**TASKS TO PERFORM**.
• 1. List every four-digit year that appears in the article on STI trends among men who have sex with men living with HIV.
• 2. Extend the article on STI trends among men who have sex with men living with HIV by writing what comes next after its final paragraph.

**EXCERPT PROVIDED**.
▼

Read more

April 30, 2022
3 min read
Save

STIs increase among MSM with HIV regardless of viral load status

During a recent 5-year period, incident bacterial sexually transmitted infections increased among HIV-infected men who have sex with men regardless of virologic control, according to a recent study.

Ronnie M. Gravett

“The burgeoning STI epidemic is reaching all-time highs in the modern era, yet simultaneously, the U.S. HIV epidemic curve is modestly trending downward in recent years,” Ronnie M. Gravett, MD, DTM&H, an assistant professor in the division of infectious diseases at the University of Alabama at Birmingham Heersink School of Medicine, told Healio. “Here in the deep South, we see very high rates of both HIV and STIs, especially among gay, bisexual and other men who have sex with men (MSM). Often, HIV care and STI care are siloed apart, but these two epidemics really occur in a syndemic.”

Source: CDC.gov
Sexually transmitted infections increased among HIV-infected men who have sex with men between 2014 and 2019, regardless of whether the patients were virologically suppressed. Source: Adobe Stock.

Gravett explained that in the context of sexual health, HIV and STIs should be considered simultaneously. With that in mind, the researchers attempted to better understand the STI burden among MSM living with HIV.

“Fortunately, we’re in a new era of HIV management where ART is safe, tolerable, and very effective, and we know that HIV cannot be sexually transmitted if the viral load is suppressed,” Gravett said. “This has really been the standard for the last several years, so we wanted to examine the STI trends in each year over the last several years among MSM living with HIV and compare these on the basis of HIV virologic control in this new era of ART.”

▲

**RECORDED DATA**.
▼

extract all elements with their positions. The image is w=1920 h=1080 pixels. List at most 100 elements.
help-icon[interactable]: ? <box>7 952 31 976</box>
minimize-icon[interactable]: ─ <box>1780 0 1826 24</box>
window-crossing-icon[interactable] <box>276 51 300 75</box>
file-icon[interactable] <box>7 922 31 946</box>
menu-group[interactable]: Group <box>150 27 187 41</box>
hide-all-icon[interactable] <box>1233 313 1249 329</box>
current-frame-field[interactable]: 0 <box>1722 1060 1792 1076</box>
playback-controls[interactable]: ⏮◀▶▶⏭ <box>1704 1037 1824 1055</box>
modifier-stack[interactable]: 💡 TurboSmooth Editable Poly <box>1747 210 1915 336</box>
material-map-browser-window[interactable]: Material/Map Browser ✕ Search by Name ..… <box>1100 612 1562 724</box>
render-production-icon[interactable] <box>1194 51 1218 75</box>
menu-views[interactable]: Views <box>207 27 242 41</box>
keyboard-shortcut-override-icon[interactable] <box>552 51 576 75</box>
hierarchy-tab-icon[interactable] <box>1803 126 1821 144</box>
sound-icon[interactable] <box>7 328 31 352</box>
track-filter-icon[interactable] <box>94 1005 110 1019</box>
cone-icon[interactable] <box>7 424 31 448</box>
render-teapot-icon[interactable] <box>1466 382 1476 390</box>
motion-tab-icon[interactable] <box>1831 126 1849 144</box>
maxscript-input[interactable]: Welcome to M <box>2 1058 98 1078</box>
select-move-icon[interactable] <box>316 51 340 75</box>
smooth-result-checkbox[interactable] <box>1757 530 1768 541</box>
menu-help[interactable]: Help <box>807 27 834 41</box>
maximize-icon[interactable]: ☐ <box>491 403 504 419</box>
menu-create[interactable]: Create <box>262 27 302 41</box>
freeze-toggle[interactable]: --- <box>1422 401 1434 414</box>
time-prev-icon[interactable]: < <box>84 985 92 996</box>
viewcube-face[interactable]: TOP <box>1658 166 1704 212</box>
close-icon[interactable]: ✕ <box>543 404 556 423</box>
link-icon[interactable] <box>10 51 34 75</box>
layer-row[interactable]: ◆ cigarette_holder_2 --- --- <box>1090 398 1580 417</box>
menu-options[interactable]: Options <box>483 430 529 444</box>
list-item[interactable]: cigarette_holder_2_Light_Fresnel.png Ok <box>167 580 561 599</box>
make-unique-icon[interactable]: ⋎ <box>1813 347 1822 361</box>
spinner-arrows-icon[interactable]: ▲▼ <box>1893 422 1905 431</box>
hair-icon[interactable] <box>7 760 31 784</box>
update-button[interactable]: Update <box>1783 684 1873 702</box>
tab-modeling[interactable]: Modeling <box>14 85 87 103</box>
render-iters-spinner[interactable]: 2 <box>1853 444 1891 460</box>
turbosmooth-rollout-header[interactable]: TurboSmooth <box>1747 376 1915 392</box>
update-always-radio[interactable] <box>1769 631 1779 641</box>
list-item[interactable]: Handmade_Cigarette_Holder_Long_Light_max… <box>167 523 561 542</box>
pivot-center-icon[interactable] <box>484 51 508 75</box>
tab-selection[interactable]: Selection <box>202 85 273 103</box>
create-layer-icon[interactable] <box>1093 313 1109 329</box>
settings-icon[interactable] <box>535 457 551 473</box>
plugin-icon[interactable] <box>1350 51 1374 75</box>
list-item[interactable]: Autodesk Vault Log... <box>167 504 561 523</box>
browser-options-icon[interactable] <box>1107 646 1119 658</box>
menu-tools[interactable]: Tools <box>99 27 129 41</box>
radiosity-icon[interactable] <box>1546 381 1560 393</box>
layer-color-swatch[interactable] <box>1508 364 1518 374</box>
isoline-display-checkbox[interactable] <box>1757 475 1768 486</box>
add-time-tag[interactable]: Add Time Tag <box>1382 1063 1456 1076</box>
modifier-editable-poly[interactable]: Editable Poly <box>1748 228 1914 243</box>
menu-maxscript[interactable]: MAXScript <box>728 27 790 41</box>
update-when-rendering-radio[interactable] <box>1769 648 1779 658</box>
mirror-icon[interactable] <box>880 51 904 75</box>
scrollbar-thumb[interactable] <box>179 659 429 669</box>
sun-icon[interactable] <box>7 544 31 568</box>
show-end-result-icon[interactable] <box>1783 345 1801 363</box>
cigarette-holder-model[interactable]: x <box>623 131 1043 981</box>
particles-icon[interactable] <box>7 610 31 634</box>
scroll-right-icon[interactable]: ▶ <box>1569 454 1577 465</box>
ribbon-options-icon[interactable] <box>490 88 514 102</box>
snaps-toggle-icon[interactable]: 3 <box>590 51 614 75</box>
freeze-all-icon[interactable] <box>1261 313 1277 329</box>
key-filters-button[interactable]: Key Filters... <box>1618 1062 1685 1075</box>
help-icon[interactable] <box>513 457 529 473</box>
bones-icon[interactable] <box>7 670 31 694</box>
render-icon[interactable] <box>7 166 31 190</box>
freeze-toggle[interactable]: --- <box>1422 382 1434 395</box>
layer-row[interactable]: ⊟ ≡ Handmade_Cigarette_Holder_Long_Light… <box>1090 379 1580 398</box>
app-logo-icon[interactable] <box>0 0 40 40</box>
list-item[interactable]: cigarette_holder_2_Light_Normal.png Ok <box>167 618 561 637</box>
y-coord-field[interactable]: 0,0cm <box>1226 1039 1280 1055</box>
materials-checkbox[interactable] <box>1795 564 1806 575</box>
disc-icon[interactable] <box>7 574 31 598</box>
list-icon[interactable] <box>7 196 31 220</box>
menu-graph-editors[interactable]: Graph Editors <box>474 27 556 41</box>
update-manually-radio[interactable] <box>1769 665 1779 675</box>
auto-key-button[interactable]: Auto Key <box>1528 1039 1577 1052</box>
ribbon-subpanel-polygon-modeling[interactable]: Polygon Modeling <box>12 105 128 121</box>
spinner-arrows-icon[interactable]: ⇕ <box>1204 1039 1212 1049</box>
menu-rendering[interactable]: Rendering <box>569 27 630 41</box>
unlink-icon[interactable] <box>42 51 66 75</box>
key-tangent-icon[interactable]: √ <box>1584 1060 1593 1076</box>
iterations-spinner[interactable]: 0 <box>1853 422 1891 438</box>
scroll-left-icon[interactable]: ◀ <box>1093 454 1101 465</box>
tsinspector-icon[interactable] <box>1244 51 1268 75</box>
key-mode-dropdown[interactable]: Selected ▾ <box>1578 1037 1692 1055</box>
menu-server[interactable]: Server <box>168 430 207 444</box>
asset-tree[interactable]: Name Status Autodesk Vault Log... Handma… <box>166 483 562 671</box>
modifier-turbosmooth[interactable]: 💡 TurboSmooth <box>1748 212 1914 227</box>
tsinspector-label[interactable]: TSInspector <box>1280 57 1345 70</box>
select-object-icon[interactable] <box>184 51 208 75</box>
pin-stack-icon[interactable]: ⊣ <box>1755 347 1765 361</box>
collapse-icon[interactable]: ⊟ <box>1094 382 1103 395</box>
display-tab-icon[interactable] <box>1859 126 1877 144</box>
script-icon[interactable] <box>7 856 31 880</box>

▲

**SOLVED PROBLEMS**.
• 1. 2022, 2014, 2019

• 2.
Gravett and colleagues — including Infectious Disease News Editorial Board Member Jeanne Marrazzo, MD, MPH — conducted a retrospective cohort study to analyze bacterial STI incidence trends from 2014 to 2019 among a group of MSM at a clinic providing most of the care to people living with HIV in Birmingham, Alabama. All patients in the study were living with HIV for at least 1 year and prescribed ART for 6 months to allow for viral suppression and had at least one bacterial STI test for gonorrhea, chlamydia or syphilis. The primary study outcome was incident bacterial STI, which researchers calculated per 1,000 person-years (PY) for each viral load category for each year in the study from 2014 to 2019.

Overall, the study demonstrated that the number of tests performed, the number of positive results and the STI incidence rate increased from 2014 to 2019. The proportion of MSM with viral suppression increased from 84.4% in 2014 to 86.4% in 2019. The researchers found that the proportion of men in this cohort with incident STIs increased each year from 11.7% in 2014 to 18.8% in 2019. Among those with an HIV viral load less than 200 copies/mL, which was considered suppressed, the STI incidence rates increased from 438 per 1,000 PY in 2014 to 692.4 per 1,000 PY in 2019. These rates increased from 598.8 per 1,000 PY in 2014 to 887.2 per 1,000 PY in 2019 among people with uncontrolled viremia. Additionally, the researchers found that most men had a single STI at each visit, although approximately 47% of suppressed and 40% of unsuppressed men had multiple STIs throughout the analysis.

The researchers noted that most of the men in the cohort were Black/African American, reflecting the epidemiology in surveillance data reported to the CDC in the South.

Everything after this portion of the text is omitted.